# Description of the task:
Exactly the lines from the one containing "Convert this chart" through the end of the data below are to be reproduced, and nothing besides them.

Stored data
• • • • •
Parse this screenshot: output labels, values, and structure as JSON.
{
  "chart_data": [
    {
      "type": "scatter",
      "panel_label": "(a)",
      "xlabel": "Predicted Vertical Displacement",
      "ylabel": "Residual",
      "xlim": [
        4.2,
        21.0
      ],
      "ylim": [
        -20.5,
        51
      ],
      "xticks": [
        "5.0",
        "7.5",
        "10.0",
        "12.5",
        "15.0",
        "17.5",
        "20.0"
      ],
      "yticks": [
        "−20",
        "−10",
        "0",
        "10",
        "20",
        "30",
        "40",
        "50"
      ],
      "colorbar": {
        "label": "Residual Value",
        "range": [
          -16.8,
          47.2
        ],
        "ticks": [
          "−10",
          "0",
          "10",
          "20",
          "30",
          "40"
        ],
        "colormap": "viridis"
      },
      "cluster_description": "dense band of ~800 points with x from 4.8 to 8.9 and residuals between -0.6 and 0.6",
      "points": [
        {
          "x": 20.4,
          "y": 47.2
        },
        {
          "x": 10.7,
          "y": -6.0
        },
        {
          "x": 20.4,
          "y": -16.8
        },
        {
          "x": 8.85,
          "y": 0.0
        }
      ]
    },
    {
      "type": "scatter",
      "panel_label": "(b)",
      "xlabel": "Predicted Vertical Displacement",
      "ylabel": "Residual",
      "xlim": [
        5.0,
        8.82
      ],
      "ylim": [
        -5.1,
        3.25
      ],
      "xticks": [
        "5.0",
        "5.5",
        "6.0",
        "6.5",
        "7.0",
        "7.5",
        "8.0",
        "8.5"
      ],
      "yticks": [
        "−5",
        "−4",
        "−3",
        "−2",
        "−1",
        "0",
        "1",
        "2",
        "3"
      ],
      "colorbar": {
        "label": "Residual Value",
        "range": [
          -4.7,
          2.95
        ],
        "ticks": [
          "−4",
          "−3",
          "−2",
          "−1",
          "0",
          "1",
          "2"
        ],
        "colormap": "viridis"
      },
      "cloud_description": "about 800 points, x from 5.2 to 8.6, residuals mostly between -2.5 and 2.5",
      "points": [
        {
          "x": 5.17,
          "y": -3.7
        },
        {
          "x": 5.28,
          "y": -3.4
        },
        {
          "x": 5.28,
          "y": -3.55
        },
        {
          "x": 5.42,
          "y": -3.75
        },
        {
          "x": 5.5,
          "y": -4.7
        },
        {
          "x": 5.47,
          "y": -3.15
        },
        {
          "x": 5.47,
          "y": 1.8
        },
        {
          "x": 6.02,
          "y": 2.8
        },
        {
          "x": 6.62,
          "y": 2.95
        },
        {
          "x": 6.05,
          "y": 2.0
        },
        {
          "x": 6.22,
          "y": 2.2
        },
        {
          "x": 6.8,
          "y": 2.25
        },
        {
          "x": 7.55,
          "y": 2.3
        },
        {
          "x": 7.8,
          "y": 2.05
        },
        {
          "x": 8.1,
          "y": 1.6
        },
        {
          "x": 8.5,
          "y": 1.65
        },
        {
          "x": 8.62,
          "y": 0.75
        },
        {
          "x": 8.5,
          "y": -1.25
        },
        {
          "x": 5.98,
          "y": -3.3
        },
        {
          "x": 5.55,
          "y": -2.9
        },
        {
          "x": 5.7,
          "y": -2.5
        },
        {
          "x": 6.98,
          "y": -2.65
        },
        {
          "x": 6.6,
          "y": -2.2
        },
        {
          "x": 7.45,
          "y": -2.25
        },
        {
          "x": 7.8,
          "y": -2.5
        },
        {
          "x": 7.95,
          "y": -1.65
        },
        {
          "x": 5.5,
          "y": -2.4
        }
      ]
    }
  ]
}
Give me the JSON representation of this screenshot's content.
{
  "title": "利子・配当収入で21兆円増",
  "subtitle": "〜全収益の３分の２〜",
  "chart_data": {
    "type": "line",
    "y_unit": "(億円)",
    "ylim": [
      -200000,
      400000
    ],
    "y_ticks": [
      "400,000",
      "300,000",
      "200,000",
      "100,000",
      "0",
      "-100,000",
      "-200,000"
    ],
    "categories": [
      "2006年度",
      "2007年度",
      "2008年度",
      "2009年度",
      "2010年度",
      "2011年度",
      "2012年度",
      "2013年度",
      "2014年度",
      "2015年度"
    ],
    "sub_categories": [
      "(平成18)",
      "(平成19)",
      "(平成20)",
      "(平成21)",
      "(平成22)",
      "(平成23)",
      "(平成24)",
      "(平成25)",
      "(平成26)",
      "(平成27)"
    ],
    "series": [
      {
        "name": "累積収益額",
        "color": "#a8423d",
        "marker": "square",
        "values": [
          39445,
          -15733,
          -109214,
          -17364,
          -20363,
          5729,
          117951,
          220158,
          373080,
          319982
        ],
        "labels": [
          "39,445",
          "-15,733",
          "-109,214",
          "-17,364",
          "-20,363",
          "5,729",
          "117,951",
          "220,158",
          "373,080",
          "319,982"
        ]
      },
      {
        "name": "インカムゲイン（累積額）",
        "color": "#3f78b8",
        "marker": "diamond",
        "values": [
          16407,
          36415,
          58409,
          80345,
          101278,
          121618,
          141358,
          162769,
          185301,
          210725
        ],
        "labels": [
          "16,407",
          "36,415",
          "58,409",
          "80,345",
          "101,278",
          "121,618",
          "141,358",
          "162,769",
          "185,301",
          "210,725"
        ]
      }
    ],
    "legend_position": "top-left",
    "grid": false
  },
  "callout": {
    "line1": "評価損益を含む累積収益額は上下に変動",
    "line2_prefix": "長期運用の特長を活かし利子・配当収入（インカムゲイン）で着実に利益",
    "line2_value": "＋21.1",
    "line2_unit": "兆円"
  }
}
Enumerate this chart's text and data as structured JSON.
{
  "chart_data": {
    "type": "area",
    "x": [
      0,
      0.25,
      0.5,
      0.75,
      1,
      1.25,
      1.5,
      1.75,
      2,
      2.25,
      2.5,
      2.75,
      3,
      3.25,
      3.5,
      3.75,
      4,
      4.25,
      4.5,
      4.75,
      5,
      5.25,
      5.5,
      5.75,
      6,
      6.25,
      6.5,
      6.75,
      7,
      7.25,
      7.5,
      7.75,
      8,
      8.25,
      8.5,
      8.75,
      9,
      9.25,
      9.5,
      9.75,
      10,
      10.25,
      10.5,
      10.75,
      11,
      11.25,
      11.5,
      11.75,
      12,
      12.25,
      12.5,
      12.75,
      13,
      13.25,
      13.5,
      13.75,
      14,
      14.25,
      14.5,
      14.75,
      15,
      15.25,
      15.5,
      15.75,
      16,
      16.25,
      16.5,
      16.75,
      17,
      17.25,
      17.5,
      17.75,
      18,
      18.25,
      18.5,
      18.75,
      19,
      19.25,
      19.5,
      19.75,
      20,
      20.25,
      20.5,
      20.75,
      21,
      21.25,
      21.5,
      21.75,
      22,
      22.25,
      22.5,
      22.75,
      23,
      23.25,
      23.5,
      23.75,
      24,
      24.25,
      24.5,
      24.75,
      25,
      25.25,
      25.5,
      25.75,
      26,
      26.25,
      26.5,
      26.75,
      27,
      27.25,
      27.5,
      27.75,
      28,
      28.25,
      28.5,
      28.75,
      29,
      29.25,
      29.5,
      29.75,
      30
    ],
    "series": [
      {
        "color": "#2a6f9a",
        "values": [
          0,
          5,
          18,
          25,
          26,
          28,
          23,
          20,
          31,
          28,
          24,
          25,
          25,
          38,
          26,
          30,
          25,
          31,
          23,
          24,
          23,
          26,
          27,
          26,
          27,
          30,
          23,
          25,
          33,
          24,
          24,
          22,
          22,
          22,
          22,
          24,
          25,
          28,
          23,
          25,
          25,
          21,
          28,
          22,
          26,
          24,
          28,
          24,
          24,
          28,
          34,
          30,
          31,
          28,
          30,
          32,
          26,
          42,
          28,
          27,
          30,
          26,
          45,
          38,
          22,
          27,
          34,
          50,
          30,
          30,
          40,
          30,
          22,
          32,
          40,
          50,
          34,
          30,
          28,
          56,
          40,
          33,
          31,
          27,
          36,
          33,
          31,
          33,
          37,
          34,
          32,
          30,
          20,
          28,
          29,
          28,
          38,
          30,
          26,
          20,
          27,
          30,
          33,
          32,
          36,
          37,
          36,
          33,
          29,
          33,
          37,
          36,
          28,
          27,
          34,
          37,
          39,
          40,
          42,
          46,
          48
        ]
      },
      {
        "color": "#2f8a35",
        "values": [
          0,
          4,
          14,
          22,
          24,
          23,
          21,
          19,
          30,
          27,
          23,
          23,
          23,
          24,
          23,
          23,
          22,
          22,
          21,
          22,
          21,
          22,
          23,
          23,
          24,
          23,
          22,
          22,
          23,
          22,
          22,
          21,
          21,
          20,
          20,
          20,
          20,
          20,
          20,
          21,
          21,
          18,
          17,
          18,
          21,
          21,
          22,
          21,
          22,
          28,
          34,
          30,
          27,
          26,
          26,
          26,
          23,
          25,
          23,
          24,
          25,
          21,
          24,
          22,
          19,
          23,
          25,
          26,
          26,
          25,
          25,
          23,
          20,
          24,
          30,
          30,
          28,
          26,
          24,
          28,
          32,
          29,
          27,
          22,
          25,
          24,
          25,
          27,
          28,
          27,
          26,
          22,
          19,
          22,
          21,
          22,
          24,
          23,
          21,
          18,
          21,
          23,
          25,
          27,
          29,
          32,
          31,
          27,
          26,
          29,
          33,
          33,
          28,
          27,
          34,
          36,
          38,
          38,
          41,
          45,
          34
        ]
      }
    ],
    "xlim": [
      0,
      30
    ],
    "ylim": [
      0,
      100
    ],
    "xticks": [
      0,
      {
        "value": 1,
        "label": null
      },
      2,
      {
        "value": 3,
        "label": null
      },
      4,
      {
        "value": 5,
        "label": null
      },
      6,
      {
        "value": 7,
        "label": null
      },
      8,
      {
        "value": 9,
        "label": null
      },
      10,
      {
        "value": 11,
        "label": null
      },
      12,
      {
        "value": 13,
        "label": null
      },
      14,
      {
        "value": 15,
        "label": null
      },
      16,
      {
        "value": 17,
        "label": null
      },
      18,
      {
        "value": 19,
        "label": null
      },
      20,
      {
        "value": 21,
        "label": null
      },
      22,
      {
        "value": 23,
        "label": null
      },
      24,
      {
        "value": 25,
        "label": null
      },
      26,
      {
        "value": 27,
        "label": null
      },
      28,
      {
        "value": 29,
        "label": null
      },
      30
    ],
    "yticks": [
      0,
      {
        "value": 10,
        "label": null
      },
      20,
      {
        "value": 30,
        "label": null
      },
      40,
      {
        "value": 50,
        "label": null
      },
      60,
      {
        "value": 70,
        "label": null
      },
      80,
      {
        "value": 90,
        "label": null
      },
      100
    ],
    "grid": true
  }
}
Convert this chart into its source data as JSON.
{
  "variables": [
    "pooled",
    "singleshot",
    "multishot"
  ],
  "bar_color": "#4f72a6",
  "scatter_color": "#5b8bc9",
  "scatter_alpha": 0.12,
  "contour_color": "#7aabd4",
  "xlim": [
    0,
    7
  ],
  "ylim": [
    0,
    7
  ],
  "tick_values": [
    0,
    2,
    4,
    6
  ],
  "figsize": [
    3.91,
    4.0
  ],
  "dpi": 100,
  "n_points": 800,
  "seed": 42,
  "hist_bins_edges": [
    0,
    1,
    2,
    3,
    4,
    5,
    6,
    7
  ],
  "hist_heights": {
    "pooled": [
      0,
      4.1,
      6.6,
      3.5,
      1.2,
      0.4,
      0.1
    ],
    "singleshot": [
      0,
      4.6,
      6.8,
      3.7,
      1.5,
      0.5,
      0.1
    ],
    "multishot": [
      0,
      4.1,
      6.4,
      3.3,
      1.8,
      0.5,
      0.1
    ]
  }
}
• • • • •
# Correct result:
Convert this chart into its source data as JSON.
{
  "variables": [
    "pooled",
    "singleshot",
    "multishot"
  ],
  "bar_color": "#4f72a6",
  "scatter_color": "#5b8bc9",
  "scatter_alpha": 0.12,
  "contour_color": "#7aabd4",
  "xlim": [
    0,
    7
  ],
  "ylim": [
    0,
    7
  ],
  "tick_values": [
    0,
    2,
    4,
    6
  ],
  "figsize": [
    3.91,
    4.0
  ],
  "dpi": 100,
  "n_points": 800,
  "seed": 42,
  "hist_bins_edges": [
    0,
    1,
    2,
    3,
    4,
    5,
    6,
    7
  ],
  "hist_heights": {
    "pooled": [
      0,
      4.1,
      6.6,
      3.5,
      1.2,
      0.4,
      0.1
    ],
    "singleshot": [
      0,
      4.6,
      6.8,
      3.7,
      1.5,
      0.5,
      0.1
    ],
    "multishot": [
      0,
      4.1,
      6.4,
      3.3,
      1.8,
      0.5,
      0.1
    ]
  }
}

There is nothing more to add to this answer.